**Exercise directions**:
Using the records below, locate all lines containing "цикла" and return them.
==== Records for processing
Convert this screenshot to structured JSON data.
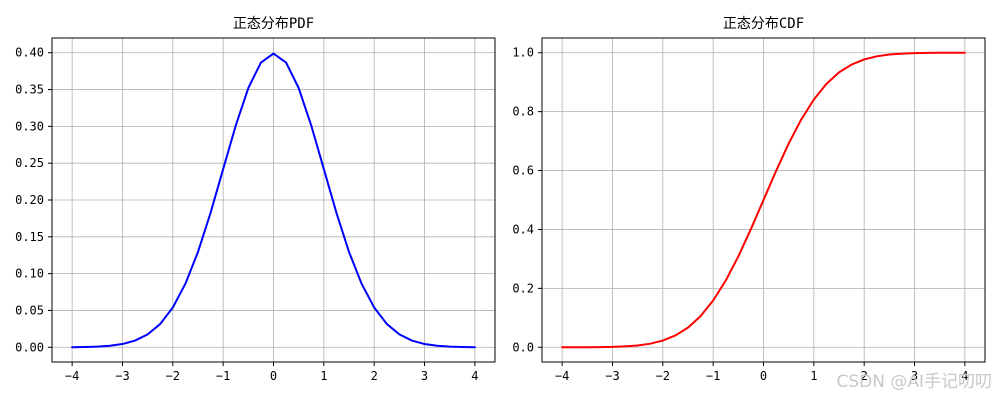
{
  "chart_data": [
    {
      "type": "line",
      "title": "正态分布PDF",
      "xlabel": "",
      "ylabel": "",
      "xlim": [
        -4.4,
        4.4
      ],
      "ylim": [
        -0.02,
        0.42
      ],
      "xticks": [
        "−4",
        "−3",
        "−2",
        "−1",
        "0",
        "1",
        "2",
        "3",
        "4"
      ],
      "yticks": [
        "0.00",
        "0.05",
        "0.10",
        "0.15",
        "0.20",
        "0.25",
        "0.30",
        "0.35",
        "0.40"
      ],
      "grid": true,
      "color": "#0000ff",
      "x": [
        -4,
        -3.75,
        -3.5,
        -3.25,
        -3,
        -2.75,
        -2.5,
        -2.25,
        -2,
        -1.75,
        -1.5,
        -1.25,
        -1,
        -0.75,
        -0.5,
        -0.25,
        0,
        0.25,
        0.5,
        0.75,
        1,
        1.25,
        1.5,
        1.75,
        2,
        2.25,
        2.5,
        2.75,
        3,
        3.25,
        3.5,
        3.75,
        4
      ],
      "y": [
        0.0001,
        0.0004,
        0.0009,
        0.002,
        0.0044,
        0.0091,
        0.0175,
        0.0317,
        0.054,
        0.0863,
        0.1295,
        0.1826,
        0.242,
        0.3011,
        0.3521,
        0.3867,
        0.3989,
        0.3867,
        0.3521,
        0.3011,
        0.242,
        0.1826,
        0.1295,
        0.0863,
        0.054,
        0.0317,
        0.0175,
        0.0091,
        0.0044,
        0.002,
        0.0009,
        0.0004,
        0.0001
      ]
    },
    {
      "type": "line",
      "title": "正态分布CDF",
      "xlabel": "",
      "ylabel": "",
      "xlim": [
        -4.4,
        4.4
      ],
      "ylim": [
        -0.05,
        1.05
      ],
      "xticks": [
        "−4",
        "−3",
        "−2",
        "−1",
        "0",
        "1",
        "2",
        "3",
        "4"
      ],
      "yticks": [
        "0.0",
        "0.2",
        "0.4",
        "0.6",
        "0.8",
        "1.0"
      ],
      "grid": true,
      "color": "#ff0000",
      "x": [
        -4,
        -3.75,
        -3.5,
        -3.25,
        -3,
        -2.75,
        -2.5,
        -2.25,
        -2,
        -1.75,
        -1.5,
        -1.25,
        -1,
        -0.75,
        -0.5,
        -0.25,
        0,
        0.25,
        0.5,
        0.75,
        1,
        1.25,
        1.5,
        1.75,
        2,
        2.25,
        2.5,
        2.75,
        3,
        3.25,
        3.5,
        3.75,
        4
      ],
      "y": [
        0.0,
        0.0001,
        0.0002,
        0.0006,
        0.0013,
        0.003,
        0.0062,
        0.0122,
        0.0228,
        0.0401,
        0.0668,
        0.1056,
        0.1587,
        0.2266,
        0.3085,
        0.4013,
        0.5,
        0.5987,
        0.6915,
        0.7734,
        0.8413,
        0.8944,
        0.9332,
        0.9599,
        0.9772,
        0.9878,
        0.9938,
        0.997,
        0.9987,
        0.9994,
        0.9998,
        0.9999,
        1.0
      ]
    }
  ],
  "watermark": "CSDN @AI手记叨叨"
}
========
==== Records for processing
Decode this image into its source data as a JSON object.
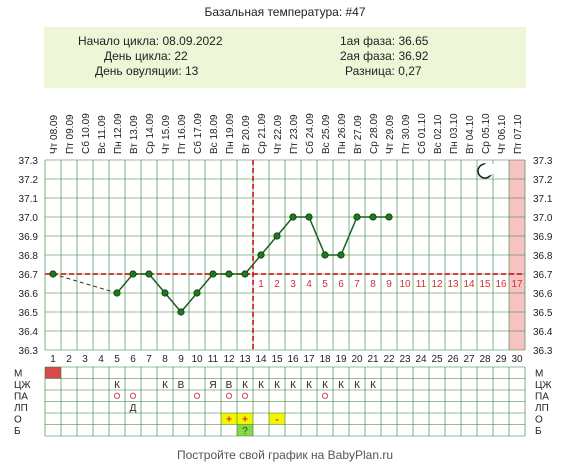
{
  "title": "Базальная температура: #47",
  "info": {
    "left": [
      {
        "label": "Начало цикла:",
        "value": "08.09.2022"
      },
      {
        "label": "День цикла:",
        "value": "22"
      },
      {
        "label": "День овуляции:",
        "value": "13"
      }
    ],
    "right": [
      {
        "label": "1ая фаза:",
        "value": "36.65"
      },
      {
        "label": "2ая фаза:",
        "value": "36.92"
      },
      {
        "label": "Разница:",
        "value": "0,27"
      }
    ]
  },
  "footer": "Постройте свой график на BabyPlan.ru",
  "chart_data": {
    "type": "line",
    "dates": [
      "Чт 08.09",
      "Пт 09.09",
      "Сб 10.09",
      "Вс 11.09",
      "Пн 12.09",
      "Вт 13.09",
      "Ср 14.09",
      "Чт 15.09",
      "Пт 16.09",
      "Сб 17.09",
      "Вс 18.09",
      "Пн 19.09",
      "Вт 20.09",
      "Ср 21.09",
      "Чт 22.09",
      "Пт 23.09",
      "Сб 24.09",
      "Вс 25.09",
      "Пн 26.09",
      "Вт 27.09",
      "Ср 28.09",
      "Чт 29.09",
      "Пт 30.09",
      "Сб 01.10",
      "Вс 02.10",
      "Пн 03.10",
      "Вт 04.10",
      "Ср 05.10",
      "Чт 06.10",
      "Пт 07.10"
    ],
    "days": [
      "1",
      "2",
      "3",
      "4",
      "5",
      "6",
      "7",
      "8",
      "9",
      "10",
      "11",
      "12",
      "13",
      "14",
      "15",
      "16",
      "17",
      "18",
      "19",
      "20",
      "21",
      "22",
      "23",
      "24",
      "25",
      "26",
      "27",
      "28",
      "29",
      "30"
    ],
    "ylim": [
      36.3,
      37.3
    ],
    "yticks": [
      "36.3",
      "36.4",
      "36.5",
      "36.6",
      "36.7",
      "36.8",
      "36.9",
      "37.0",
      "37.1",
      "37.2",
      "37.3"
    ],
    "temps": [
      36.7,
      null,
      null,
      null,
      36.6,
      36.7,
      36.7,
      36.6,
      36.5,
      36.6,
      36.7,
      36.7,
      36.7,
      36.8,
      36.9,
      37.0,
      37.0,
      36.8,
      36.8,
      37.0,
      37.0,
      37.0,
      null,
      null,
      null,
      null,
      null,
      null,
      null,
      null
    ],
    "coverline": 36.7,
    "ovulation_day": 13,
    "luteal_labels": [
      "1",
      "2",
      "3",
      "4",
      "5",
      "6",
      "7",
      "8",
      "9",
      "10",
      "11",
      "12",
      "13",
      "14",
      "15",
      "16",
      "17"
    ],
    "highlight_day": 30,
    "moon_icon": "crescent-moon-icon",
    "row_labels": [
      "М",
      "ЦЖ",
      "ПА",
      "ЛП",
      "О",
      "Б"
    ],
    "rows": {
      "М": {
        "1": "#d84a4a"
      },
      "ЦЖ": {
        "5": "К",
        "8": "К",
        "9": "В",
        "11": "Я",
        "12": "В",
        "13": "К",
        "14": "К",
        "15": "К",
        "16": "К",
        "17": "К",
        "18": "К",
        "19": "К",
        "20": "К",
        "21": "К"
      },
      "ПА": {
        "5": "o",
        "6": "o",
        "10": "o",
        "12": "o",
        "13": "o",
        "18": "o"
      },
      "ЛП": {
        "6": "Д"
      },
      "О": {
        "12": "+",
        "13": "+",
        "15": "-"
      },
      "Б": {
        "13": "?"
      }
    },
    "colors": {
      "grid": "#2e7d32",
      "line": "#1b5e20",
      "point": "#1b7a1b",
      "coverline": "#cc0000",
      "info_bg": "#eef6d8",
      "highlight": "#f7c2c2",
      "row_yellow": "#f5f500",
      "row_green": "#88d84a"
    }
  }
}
========
**Result of the exercise**:
        "label": "Начало цикла:",
        "label": "День цикла:",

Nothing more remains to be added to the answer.